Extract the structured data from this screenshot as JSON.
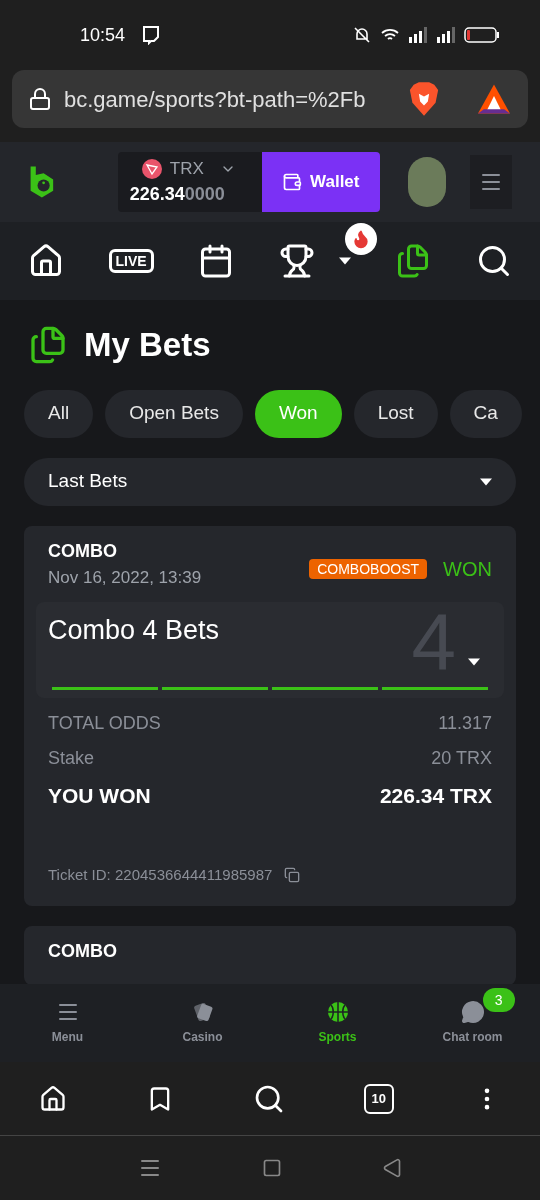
{
  "status_bar": {
    "time": "10:54"
  },
  "browser": {
    "url": "bc.game/sports?bt-path=%2Fb"
  },
  "header": {
    "currency": "TRX",
    "balance_main": "226.34",
    "balance_rest": "0000",
    "wallet_label": "Wallet"
  },
  "sports_nav": [
    {
      "kind": "home",
      "selected": false
    },
    {
      "kind": "live",
      "label": "LIVE",
      "selected": false
    },
    {
      "kind": "calendar",
      "selected": false
    },
    {
      "kind": "trophy",
      "selected": false
    },
    {
      "kind": "bets",
      "selected": true
    },
    {
      "kind": "search",
      "selected": false
    }
  ],
  "page_title": "My Bets",
  "filters": [
    {
      "label": "All",
      "selected": false
    },
    {
      "label": "Open Bets",
      "selected": false
    },
    {
      "label": "Won",
      "selected": true
    },
    {
      "label": "Lost",
      "selected": false
    },
    {
      "label": "Ca",
      "selected": false
    }
  ],
  "period_select": {
    "value": "Last Bets"
  },
  "bets": [
    {
      "type": "COMBO",
      "date": "Nov 16, 2022, 13:39",
      "badge": "COMBOBOOST",
      "result": "WON",
      "title": "Combo 4 Bets",
      "count": "4",
      "legs": [
        {
          "color": "#3bc117"
        },
        {
          "color": "#3bc117"
        },
        {
          "color": "#3bc117"
        },
        {
          "color": "#3bc117"
        }
      ],
      "total_odds_label": "TOTAL ODDS",
      "total_odds": "11.317",
      "stake_label": "Stake",
      "stake": "20 TRX",
      "won_label": "YOU WON",
      "won": "226.34 TRX",
      "ticket": "Ticket ID: 2204536644411985987"
    },
    {
      "type": "COMBO"
    }
  ],
  "bottom_nav": [
    {
      "kind": "menu",
      "label": "Menu",
      "selected": false
    },
    {
      "kind": "casino",
      "label": "Casino",
      "selected": false
    },
    {
      "kind": "sports",
      "label": "Sports",
      "selected": true
    },
    {
      "kind": "chat",
      "label": "Chat room",
      "selected": false,
      "badge": "3"
    }
  ],
  "browser_toolbar": {
    "tabs_count": "10"
  }
}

* _Work to be completed_:
Restate the data above exactly, stripping out each image.

* _Answer to the task_:
Extract the structured data from this screenshot as JSON.
{
  "status_bar": {
    "time": "10:54"
  },
  "browser": {
    "url": "bc.game/sports?bt-path=%2Fb"
  },
  "header": {
    "currency": "TRX",
    "balance_main": "226.34",
    "balance_rest": "0000",
    "wallet_label": "Wallet"
  },
  "sports_nav": [
    {
      "kind": "home",
      "selected": false
    },
    {
      "kind": "live",
      "label": "LIVE",
      "selected": false
    },
    {
      "kind": "calendar",
      "selected": false
    },
    {
      "kind": "trophy",
      "selected": false
    },
    {
      "kind": "bets",
      "selected": true
    },
    {
      "kind": "search",
      "selected": false
    }
  ],
  "page_title": "My Bets",
  "filters": [
    {
      "label": "All",
      "selected": false
    },
    {
      "label": "Open Bets",
      "selected": false
    },
    {
      "label": "Won",
      "selected": true
    },
    {
      "label": "Lost",
      "selected": false
    },
    {
      "label": "Ca",
      "selected": false
    }
  ],
  "period_select": {
    "value": "Last Bets"
  },
  "bets": [
    {
      "type": "COMBO",
      "date": "Nov 16, 2022, 13:39",
      "badge": "COMBOBOOST",
      "result": "WON",
      "title": "Combo 4 Bets",
      "count": "4",
      "legs": [
        {
          "color": "#3bc117"
        },
        {
          "color": "#3bc117"
        },
        {
          "color": "#3bc117"
        },
        {
          "color": "#3bc117"
        }
      ],
      "total_odds_label": "TOTAL ODDS",
      "total_odds": "11.317",
      "stake_label": "Stake",
      "stake": "20 TRX",
      "won_label": "YOU WON",
      "won": "226.34 TRX",
      "ticket": "Ticket ID: 2204536644411985987"
    },
    {
      "type": "COMBO"
    }
  ],
  "bottom_nav": [
    {
      "kind": "menu",
      "label": "Menu",
      "selected": false
    },
    {
      "kind": "casino",
      "label": "Casino",
      "selected": false
    },
    {
      "kind": "sports",
      "label": "Sports",
      "selected": true
    },
    {
      "kind": "chat",
      "label": "Chat room",
      "selected": false,
      "badge": "3"
    }
  ],
  "browser_toolbar": {
    "tabs_count": "10"
  }
}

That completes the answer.